▶ _SET EXERCISE_:
Write out every entry precisely as given, leaving the pictures out.
** Begin **
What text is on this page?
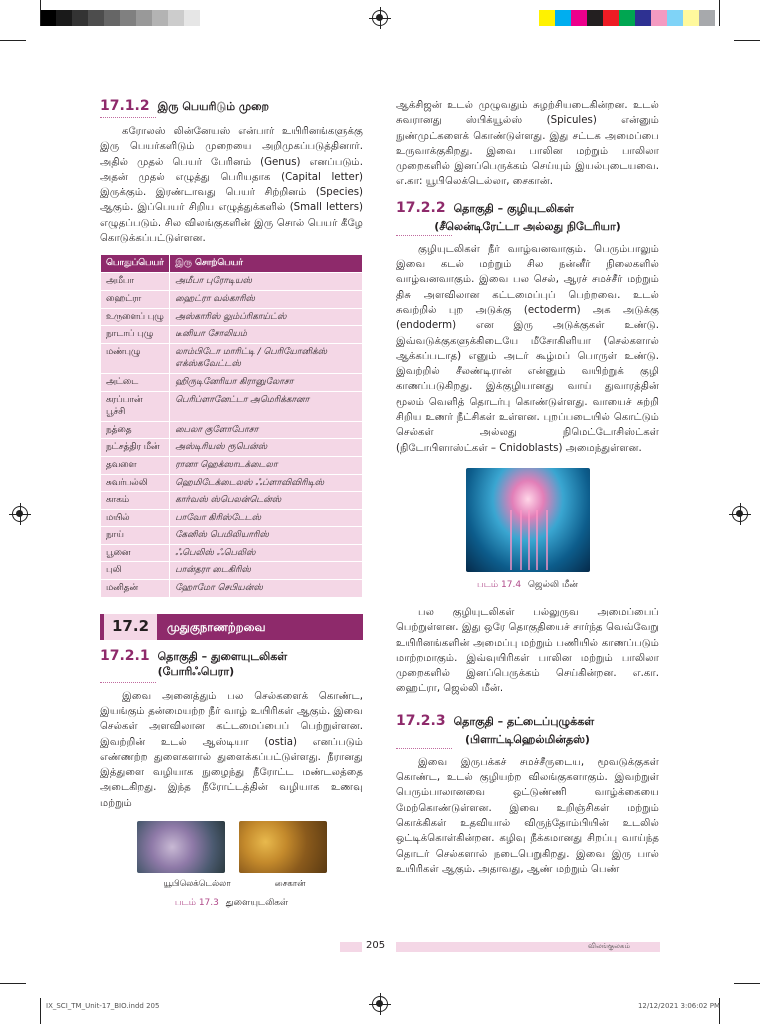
17.1.2 இரு பெயரிடும் முறை

கரோலஸ் லின்னேயஸ் என்பார் உயிரினங்களுக்கு இரு பெயர்களிடும் முறையை அறிமுகப்படுத்தினார். அதில் முதல் பெயர் பேரினம் (Genus) எனப்படும். அதன் முதல் எழுத்து பெரியதாக (Capital letter) இருக்கும். இரண்டாவது பெயர் சிற்றினம் (Species) ஆகும். இப்பெயர் சிறிய எழுத்துக்களில் (Small letters) எழுதப்படும். சில விலங்குகளின் இரு சொல் பெயர் கீழே கொடுக்கப்பட்டுள்ளன.

பொதுப்பெயர்	இரு சொற்பெயர்
அமீபா	அமீபா புரோடியஸ்
ஹைட்ரா	ஹைட்ரா வல்காரிஸ்
உருளைப் புழு	அஸ்காரிஸ் லும்ப்ரிகாய்ட்ஸ்
நாடாப் புழு	டீனியா சோலியம்
மண்புழு	லாம்பிடோ மாரிட்டி / பெரியோனிக்ஸ் எக்ஸ்கவேட்டஸ்
அட்டை	ஹிருடினேரியா கிரானுலோசா
கரப்பான் பூச்சி	பெரிப்ளானேட்டா அமெரிக்கானா
நத்தை	பைலா குளோபோசா
நட்சத்திர மீன்	அஸ்டிரியஸ் ரூபென்ஸ்
தவளை	ரானா ஹெக்ஸாடக்டைலா
சுவர்பல்லி	ஹெமிடேக்டைலஸ் ஃப்ளாவிவிரிடிஸ்
காகம்	கார்வஸ் ஸ்பெலன்டென்ஸ்
மயில்	பாவோ கிரிஸ்டேடஸ்
நாய்	கேனிஸ் பெமிலியாரிஸ்
பூனை	ஃபெலிஸ் ஃபெலிஸ்
புலி	பான்தரா டைகிரிஸ்
மனிதன்	ஹோமோ செபியன்ஸ்
17.2	முதுகுநாணற்றவை
17.2.1 தொகுதி – துளையுடலிகள் (போரிஃபெரா)

இவை அனைத்தும் பல செல்களைக் கொண்ட, இயங்கும் தன்மையற்ற நீர் வாழ் உயிரிகள் ஆகும். இவை செல்கள் அளவிலான கட்டமைப்பைப் பெற்றுள்ளன. இவற்றின் உடல் ஆஸ்டியா (ostia) எனப்படும் எண்ணற்ற துளைகளால் துளைக்கப்பட்டுள்ளது. நீரானது இத்துளை வழியாக நுழைந்து நீரோட்ட மண்டலத்தை அடைகிறது. இந்த நீரோட்டத்தின் வழியாக உணவு மற்றும்

யூபிலெக்டெல்லா	சைகான்
படம் 17.3 துளையுடலிகள்

ஆக்சிஜன் உடல் முழுவதும் சுழற்சியடைகின்றன. உடல் சுவரானது ஸ்பிக்யூல்ஸ் (Spicules) என்னும் நுண்முட்களைக் கொண்டுள்ளது. இது சட்டக அமைப்பை உருவாக்குகிறது. இவை பாலின மற்றும் பாலிலா முறைகளில் இனப்பெருக்கம் செய்யும் இயல்புடையவை. எ.கா: யூபிலெக்டெல்லா, சைகான்.

17.2.2 தொகுதி – குழியுடலிகள்
(சீலென்டிரேட்டா அல்லது நிடேரியா)

குழியுடலிகள் நீர் வாழ்வனவாகும். பெரும்பாலும் இவை கடல் மற்றும் சில நன்னீர் நிலைகளில் வாழ்வனவாகும். இவை பல செல், ஆரச் சமச்சீர் மற்றும் திசு அளவிலான கட்டமைப்புப் பெற்றவை. உடல் சுவற்றில் புற அடுக்கு (ectoderm) அக அடுக்கு (endoderm) என இரு அடுக்குகள் உண்டு. இவ்வடுக்குகளுக்கிடையே மீசோகிளியா (செல்களால் ஆக்கப்படாத) எனும் அடர் கூழ்மப் பொருள் உண்டு. இவற்றில் சீலண்டிரான் என்னும் வயிற்றுக் குழி காணப்படுகிறது. இக்குழியானது வாய் துவாரத்தின் மூலம் வெளித் தொடர்பு கொண்டுள்ளது. வாயைச் சுற்றி சிறிய உணர் நீட்சிகள் உள்ளன. புறப்படையில் கொட்டும் செல்கள் அல்லது நிமெட்டோசிஸ்ட்கள் (நிடோபிளாஸ்ட்கள் – Cnidoblasts) அமைந்துள்ளன.

படம் 17.4 ஜெல்லி மீன்

பல குழியுடலிகள் பல்லுருவ அமைப்பைப் பெற்றுள்ளன. இது ஒரே தொகுதியைச் சார்ந்த வெவ்வேறு உயிரினங்களின் அமைப்பு மற்றும் பணியில் காணப்படும் மாற்றமாகும். இவ்வுயிரிகள் பாலின மற்றும் பாலிலா முறைகளில் இனப்பெருக்கம் செய்கின்றன. எ.கா. ஹைட்ரா, ஜெல்லி மீன்.

17.2.3 தொகுதி – தட்டைப்புழுக்கள்
(பிளாட்டிஹெல்மின்தஸ்)

இவை இருபக்கச் சமச்சீருடைய, மூவடுக்குகள் கொண்ட, உடல் குழியற்ற விலங்குகளாகும். இவற்றுள் பெரும்பாலானவை ஒட்டுண்ணி வாழ்க்கையை மேற்கொண்டுள்ளன. இவை உறிஞ்சிகள் மற்றும் கொக்கிகள் உதவியால் விருந்தோம்பியின் உடலில் ஒட்டிக்கொள்கின்றன. கழிவு நீக்கமானது சிறப்பு வாய்ந்த தொடர் செல்களால் நடைபெறுகிறது. இவை இரு பால் உயிரிகள் ஆகும். அதாவது, ஆண் மற்றும் பெண்

205	விலங்குலகம்
IX_SCI_TM_Unit-17_BIO.indd 205	12/12/2021 3:06:02 PM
** End **
▶ _TASK RESPONSE_:
What text is on this page?
17.1.2 இரு பெயரிடும் முறை

கரோலஸ் லின்னேயஸ் என்பார் உயிரினங்களுக்கு இரு பெயர்களிடும் முறையை அறிமுகப்படுத்தினார். அதில் முதல் பெயர் பேரினம் (Genus) எனப்படும். அதன் முதல் எழுத்து பெரியதாக (Capital letter) இருக்கும். இரண்டாவது பெயர் சிற்றினம் (Species) ஆகும். இப்பெயர் சிறிய எழுத்துக்களில் (Small letters) எழுதப்படும். சில விலங்குகளின் இரு சொல் பெயர் கீழே கொடுக்கப்பட்டுள்ளன.

பொதுப்பெயர்	இரு சொற்பெயர்
அமீபா	அமீபா புரோடியஸ்
ஹைட்ரா	ஹைட்ரா வல்காரிஸ்
உருளைப் புழு	அஸ்காரிஸ் லும்ப்ரிகாய்ட்ஸ்
நாடாப் புழு	டீனியா சோலியம்
மண்புழு	லாம்பிடோ மாரிட்டி / பெரியோனிக்ஸ் எக்ஸ்கவேட்டஸ்
அட்டை	ஹிருடினேரியா கிரானுலோசா
கரப்பான் பூச்சி	பெரிப்ளானேட்டா அமெரிக்கானா
நத்தை	பைலா குளோபோசா
நட்சத்திர மீன்	அஸ்டிரியஸ் ரூபென்ஸ்
தவளை	ரானா ஹெக்ஸாடக்டைலா
சுவர்பல்லி	ஹெமிடேக்டைலஸ் ஃப்ளாவிவிரிடிஸ்
காகம்	கார்வஸ் ஸ்பெலன்டென்ஸ்
மயில்	பாவோ கிரிஸ்டேடஸ்
நாய்	கேனிஸ் பெமிலியாரிஸ்
பூனை	ஃபெலிஸ் ஃபெலிஸ்
புலி	பான்தரா டைகிரிஸ்
மனிதன்	ஹோமோ செபியன்ஸ்
17.2	முதுகுநாணற்றவை
17.2.1 தொகுதி – துளையுடலிகள் (போரிஃபெரா)

இவை அனைத்தும் பல செல்களைக் கொண்ட, இயங்கும் தன்மையற்ற நீர் வாழ் உயிரிகள் ஆகும். இவை செல்கள் அளவிலான கட்டமைப்பைப் பெற்றுள்ளன. இவற்றின் உடல் ஆஸ்டியா (ostia) எனப்படும் எண்ணற்ற துளைகளால் துளைக்கப்பட்டுள்ளது. நீரானது இத்துளை வழியாக நுழைந்து நீரோட்ட மண்டலத்தை அடைகிறது. இந்த நீரோட்டத்தின் வழியாக உணவு மற்றும்

யூபிலெக்டெல்லா	சைகான்
படம் 17.3 துளையுடலிகள்

ஆக்சிஜன் உடல் முழுவதும் சுழற்சியடைகின்றன. உடல் சுவரானது ஸ்பிக்யூல்ஸ் (Spicules) என்னும் நுண்முட்களைக் கொண்டுள்ளது. இது சட்டக அமைப்பை உருவாக்குகிறது. இவை பாலின மற்றும் பாலிலா முறைகளில் இனப்பெருக்கம் செய்யும் இயல்புடையவை. எ.கா: யூபிலெக்டெல்லா, சைகான்.

17.2.2 தொகுதி – குழியுடலிகள்
(சீலென்டிரேட்டா அல்லது நிடேரியா)

குழியுடலிகள் நீர் வாழ்வனவாகும். பெரும்பாலும் இவை கடல் மற்றும் சில நன்னீர் நிலைகளில் வாழ்வனவாகும். இவை பல செல், ஆரச் சமச்சீர் மற்றும் திசு அளவிலான கட்டமைப்புப் பெற்றவை. உடல் சுவற்றில் புற அடுக்கு (ectoderm) அக அடுக்கு (endoderm) என இரு அடுக்குகள் உண்டு. இவ்வடுக்குகளுக்கிடையே மீசோகிளியா (செல்களால் ஆக்கப்படாத) எனும் அடர் கூழ்மப் பொருள் உண்டு. இவற்றில் சீலண்டிரான் என்னும் வயிற்றுக் குழி காணப்படுகிறது. இக்குழியானது வாய் துவாரத்தின் மூலம் வெளித் தொடர்பு கொண்டுள்ளது. வாயைச் சுற்றி சிறிய உணர் நீட்சிகள் உள்ளன. புறப்படையில் கொட்டும் செல்கள் அல்லது நிமெட்டோசிஸ்ட்கள் (நிடோபிளாஸ்ட்கள் – Cnidoblasts) அமைந்துள்ளன.

படம் 17.4 ஜெல்லி மீன்

பல குழியுடலிகள் பல்லுருவ அமைப்பைப் பெற்றுள்ளன. இது ஒரே தொகுதியைச் சார்ந்த வெவ்வேறு உயிரினங்களின் அமைப்பு மற்றும் பணியில் காணப்படும் மாற்றமாகும். இவ்வுயிரிகள் பாலின மற்றும் பாலிலா முறைகளில் இனப்பெருக்கம் செய்கின்றன. எ.கா. ஹைட்ரா, ஜெல்லி மீன்.

17.2.3 தொகுதி – தட்டைப்புழுக்கள்
(பிளாட்டிஹெல்மின்தஸ்)

இவை இருபக்கச் சமச்சீருடைய, மூவடுக்குகள் கொண்ட, உடல் குழியற்ற விலங்குகளாகும். இவற்றுள் பெரும்பாலானவை ஒட்டுண்ணி வாழ்க்கையை மேற்கொண்டுள்ளன. இவை உறிஞ்சிகள் மற்றும் கொக்கிகள் உதவியால் விருந்தோம்பியின் உடலில் ஒட்டிக்கொள்கின்றன. கழிவு நீக்கமானது சிறப்பு வாய்ந்த தொடர் செல்களால் நடைபெறுகிறது. இவை இரு பால் உயிரிகள் ஆகும். அதாவது, ஆண் மற்றும் பெண்

205	விலங்குலகம்
IX_SCI_TM_Unit-17_BIO.indd 205	12/12/2021 3:06:02 PM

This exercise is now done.